(Stated exercise) In the listing below, pick out lines with "الشروط".
(begin)
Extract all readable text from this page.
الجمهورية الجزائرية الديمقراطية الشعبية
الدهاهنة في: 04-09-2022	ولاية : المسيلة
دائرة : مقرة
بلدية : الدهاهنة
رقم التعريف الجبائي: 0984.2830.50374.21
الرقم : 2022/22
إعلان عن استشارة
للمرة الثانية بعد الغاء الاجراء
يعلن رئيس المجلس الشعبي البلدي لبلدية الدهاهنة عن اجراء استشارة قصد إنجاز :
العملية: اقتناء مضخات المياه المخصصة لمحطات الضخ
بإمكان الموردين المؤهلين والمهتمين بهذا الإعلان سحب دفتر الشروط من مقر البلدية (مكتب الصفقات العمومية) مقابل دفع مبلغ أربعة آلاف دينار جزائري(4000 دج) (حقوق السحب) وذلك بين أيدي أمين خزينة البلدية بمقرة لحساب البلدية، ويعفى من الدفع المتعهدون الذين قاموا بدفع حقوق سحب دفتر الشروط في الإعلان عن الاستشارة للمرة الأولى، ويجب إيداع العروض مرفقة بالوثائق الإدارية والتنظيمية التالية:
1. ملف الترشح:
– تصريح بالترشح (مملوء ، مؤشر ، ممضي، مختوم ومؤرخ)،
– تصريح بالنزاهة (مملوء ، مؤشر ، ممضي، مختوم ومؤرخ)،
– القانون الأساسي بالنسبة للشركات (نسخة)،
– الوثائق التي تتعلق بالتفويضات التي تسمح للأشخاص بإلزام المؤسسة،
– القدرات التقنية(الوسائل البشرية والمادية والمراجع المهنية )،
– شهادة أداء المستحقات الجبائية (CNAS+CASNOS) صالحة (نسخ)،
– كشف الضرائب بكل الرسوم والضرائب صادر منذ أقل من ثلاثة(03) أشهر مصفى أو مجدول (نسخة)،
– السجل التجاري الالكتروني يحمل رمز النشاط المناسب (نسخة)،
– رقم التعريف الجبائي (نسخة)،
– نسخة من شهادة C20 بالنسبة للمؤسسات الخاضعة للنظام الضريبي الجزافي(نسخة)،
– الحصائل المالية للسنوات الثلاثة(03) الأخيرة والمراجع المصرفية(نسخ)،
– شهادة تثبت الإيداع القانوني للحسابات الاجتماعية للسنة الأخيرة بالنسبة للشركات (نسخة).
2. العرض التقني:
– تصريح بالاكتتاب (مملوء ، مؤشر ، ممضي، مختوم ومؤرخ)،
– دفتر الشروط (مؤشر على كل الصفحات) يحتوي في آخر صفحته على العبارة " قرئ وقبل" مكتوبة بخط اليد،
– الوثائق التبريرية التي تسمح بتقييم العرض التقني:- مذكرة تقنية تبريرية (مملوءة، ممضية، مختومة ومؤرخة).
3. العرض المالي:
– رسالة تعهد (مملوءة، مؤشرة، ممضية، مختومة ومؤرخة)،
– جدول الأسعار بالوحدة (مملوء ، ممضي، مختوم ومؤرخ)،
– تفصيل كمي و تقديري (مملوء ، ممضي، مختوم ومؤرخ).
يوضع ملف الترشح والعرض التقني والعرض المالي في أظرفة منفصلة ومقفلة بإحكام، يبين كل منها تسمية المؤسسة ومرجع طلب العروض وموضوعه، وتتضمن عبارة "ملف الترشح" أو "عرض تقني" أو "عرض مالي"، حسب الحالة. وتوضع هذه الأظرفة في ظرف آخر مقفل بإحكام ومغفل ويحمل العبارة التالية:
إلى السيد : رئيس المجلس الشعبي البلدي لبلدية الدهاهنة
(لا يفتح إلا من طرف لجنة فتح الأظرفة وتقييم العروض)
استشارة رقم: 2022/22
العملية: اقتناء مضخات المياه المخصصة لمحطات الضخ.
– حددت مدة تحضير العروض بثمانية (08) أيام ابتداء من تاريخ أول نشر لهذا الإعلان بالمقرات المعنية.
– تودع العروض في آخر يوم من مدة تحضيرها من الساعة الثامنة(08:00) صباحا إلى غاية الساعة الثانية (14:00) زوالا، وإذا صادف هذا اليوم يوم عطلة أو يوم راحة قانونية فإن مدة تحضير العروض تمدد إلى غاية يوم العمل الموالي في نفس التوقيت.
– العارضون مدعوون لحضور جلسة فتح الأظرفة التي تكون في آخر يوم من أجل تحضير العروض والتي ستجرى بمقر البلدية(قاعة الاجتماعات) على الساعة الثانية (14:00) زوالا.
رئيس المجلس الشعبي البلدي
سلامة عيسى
(end)
(begin)
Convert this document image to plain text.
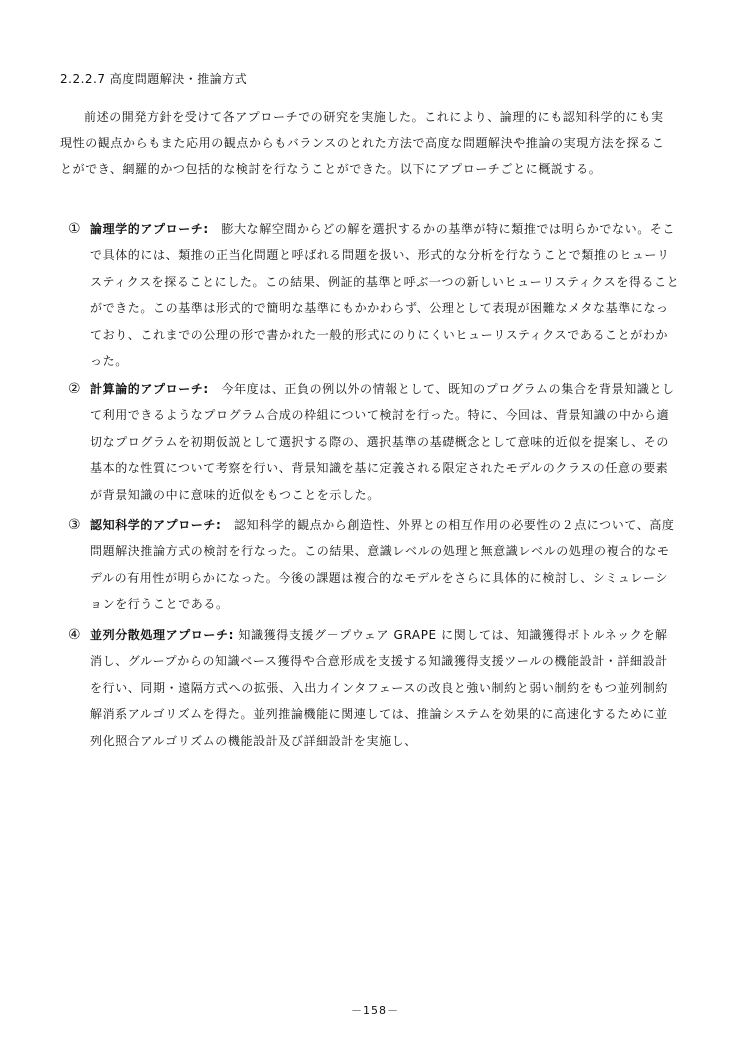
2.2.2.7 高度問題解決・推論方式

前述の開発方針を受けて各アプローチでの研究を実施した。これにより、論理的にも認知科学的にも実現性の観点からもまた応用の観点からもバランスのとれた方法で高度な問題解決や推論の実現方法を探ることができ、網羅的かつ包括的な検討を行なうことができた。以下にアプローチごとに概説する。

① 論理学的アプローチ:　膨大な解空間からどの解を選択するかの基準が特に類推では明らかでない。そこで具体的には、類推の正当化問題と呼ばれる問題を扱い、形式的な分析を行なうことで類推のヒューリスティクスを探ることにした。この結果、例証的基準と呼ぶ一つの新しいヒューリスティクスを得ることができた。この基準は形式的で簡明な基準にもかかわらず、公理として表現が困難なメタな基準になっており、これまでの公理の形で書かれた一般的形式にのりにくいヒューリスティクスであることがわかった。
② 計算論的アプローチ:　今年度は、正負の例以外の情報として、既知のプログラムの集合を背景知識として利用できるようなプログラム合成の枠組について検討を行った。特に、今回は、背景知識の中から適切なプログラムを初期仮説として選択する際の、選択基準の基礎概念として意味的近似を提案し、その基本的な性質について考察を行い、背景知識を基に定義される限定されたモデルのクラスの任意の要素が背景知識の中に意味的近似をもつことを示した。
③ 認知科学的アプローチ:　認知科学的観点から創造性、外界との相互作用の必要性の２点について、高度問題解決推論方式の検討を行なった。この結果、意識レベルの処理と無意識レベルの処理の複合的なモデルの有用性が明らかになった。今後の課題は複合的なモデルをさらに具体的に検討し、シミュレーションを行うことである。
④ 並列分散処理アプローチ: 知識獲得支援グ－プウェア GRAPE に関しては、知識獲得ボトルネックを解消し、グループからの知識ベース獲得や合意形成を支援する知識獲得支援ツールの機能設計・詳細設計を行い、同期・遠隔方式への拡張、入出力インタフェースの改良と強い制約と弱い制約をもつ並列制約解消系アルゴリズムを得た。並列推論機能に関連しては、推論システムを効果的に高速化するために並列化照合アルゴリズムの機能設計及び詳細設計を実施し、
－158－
(end)
(begin)
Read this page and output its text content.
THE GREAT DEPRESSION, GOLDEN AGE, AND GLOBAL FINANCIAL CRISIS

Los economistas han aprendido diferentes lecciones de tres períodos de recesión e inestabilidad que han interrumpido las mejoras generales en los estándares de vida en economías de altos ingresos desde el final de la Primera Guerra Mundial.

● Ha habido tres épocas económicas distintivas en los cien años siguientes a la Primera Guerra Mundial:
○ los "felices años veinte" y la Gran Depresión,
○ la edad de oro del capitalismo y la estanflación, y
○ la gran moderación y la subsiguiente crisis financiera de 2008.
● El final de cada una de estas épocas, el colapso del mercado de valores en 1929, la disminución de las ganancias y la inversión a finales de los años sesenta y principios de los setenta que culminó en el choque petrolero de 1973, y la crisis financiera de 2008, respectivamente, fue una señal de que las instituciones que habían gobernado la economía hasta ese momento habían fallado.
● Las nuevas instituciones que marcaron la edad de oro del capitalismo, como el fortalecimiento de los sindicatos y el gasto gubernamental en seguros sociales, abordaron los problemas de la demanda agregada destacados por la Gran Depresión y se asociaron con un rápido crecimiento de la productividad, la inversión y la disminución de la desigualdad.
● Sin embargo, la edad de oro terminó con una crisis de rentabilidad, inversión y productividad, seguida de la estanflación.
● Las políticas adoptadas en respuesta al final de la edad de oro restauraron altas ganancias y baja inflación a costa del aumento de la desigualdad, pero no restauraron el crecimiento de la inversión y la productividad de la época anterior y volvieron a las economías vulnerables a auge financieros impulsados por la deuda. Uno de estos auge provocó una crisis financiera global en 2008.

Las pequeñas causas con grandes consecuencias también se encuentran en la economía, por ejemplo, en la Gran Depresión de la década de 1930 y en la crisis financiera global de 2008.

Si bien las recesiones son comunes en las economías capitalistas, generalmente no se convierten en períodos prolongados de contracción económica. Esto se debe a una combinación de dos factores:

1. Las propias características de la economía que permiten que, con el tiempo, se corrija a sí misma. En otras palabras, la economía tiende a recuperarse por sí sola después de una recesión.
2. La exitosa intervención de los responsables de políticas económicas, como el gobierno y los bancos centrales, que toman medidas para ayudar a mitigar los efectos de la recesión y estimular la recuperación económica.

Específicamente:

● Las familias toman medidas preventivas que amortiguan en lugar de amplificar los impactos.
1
(end)
(Task answer)
بإمكان الموردين المؤهلين والمهتمين بهذا الإعلان سحب دفتر الشروط من مقر البلدية (مكتب الصفقات العمومية) مقابل دفع مبلغ أربعة آلاف دينار جزائري(4000 دج) (حقوق السحب) وذلك بين أيدي أمين خزينة البلدية بمقرة لحساب البلدية، ويعفى من الدفع المتعهدون الذين قاموا بدفع حقوق سحب دفتر الشروط في الإعلان عن الاستشارة للمرة الأولى، ويجب إيداع العروض مرفقة بالوثائق الإدارية والتنظيمية التالية:
– دفتر الشروط (مؤشر على كل الصفحات) يحتوي في آخر صفحته على العبارة " قرئ وقبل" مكتوبة بخط اليد،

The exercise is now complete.